WHAT NEEDS TO BE DONE
Every line that contains the word "Inside" should be copied.

MATERIAL SUPPLIED
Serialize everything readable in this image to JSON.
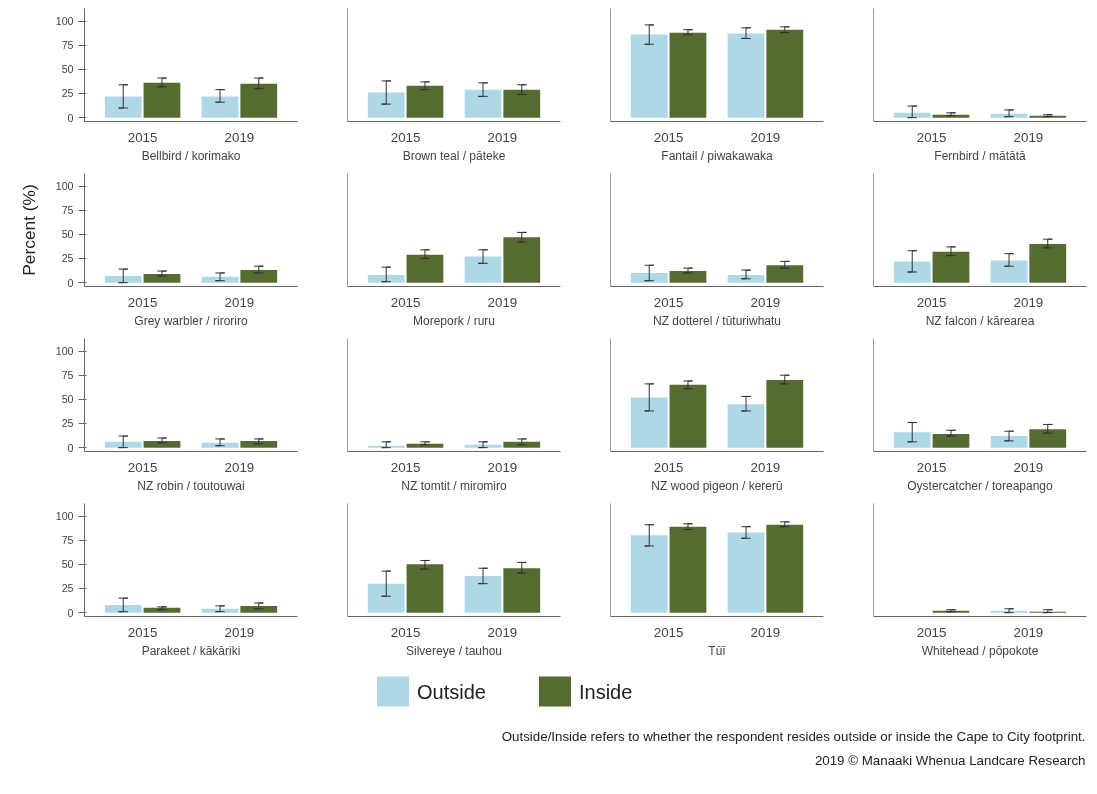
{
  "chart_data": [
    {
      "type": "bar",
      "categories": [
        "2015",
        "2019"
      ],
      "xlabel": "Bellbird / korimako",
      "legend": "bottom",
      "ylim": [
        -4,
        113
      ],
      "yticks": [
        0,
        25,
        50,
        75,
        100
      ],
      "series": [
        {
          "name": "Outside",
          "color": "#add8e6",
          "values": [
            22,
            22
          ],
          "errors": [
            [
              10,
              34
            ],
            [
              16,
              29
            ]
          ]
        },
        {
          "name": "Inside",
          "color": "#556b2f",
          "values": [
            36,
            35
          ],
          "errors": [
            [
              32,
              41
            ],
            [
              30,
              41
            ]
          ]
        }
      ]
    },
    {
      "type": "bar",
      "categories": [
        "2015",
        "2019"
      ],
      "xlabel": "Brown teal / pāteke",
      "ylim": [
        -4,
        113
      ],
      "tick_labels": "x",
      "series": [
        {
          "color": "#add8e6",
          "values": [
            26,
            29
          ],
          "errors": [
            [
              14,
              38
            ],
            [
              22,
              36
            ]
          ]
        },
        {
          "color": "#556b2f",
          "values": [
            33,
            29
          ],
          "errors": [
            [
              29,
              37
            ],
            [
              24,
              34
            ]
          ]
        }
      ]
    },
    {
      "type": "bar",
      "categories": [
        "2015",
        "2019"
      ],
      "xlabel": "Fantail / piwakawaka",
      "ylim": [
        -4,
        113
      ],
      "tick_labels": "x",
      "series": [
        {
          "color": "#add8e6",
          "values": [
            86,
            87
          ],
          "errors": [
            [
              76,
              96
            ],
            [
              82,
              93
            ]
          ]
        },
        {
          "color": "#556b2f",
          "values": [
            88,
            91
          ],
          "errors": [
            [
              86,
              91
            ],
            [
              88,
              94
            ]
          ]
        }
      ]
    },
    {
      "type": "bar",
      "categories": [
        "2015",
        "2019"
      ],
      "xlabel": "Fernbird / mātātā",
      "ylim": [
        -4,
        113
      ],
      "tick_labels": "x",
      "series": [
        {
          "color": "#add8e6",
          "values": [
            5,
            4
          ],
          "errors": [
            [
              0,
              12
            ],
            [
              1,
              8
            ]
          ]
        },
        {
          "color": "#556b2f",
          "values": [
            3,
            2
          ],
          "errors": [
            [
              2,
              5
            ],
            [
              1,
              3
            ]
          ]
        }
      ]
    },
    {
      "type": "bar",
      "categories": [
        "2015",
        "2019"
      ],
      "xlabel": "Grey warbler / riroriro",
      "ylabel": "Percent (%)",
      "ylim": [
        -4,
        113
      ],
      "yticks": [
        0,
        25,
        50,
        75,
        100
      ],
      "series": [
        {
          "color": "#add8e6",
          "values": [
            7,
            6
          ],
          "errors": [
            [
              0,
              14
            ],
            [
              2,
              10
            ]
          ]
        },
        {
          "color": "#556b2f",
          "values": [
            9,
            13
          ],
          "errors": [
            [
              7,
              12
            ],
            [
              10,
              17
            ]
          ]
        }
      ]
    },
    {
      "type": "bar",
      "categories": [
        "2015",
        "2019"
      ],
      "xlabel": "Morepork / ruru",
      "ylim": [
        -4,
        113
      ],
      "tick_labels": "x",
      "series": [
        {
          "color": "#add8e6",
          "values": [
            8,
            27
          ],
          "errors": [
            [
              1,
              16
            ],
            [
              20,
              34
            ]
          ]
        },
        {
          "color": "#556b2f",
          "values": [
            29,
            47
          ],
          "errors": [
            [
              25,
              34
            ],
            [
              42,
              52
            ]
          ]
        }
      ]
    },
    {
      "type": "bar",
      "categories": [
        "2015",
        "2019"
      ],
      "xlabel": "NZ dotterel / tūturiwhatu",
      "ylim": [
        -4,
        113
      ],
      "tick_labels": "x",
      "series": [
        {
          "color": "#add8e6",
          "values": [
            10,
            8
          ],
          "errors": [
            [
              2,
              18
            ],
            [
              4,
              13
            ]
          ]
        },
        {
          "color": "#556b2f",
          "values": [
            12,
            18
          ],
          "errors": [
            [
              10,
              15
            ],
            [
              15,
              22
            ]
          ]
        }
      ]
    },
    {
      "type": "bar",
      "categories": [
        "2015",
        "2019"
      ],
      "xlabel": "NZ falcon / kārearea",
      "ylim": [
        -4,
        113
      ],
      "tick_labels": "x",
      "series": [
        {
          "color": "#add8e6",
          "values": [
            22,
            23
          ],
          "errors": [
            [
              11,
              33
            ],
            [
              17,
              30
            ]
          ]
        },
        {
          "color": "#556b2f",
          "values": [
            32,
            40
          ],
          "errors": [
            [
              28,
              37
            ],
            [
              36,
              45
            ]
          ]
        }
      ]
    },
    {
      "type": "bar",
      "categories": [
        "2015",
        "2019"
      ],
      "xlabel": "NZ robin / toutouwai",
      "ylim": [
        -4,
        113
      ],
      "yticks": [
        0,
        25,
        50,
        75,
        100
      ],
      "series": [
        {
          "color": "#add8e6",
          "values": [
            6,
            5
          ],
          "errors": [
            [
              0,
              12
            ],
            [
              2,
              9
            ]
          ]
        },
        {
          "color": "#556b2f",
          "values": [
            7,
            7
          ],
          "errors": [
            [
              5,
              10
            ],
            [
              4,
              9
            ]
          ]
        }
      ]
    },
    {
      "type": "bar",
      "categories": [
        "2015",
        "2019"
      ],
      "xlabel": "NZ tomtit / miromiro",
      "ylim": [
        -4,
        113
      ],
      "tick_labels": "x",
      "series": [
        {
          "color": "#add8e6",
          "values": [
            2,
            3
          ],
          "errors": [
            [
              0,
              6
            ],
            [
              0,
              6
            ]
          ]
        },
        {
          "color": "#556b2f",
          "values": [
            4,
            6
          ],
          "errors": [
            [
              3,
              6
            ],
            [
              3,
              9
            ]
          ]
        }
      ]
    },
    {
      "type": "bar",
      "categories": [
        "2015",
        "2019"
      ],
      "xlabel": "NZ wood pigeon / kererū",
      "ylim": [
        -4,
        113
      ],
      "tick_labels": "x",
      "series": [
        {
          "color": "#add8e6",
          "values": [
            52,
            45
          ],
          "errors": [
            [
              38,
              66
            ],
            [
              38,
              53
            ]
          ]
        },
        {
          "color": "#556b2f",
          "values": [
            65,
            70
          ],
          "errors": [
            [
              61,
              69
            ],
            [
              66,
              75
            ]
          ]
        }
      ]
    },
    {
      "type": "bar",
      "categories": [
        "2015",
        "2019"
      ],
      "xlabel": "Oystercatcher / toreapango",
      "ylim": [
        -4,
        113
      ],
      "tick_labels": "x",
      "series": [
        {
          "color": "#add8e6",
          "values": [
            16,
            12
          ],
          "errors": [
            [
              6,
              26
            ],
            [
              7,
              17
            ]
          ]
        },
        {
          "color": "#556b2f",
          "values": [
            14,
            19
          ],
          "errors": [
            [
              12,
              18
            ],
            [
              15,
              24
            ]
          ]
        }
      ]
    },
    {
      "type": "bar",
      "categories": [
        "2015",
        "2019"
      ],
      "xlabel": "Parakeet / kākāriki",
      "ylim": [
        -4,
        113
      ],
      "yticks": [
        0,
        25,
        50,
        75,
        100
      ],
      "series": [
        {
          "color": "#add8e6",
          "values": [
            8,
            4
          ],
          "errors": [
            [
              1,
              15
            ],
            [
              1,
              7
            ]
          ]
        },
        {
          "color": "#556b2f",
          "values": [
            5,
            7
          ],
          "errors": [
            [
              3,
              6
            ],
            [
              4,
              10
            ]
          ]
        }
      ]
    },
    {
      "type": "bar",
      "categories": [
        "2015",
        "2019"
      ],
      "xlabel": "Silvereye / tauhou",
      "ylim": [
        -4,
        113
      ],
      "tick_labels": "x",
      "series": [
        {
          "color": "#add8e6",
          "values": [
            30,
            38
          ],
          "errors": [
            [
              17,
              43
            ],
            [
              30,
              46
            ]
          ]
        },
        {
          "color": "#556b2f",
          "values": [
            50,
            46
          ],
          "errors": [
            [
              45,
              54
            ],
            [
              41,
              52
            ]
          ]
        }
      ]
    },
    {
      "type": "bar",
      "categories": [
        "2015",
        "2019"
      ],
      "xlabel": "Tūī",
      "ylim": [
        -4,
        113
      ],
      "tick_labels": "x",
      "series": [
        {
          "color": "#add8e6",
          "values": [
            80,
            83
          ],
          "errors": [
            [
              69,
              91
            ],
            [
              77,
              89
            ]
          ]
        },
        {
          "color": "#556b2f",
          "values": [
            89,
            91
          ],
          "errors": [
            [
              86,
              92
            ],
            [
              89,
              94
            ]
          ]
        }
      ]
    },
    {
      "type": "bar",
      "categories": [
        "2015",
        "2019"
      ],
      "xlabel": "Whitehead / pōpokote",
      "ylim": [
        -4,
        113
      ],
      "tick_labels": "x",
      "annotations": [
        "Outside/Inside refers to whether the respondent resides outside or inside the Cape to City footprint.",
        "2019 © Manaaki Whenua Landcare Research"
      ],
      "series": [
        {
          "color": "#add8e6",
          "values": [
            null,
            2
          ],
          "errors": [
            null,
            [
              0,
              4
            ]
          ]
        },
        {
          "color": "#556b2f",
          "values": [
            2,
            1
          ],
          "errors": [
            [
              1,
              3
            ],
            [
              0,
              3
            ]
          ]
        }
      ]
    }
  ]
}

SOLUTION FOR THIS EXERCISE
          "name": "Inside",
        "Outside/Inside refers to whether the respondent resides outside or inside the Cape to City footprint.",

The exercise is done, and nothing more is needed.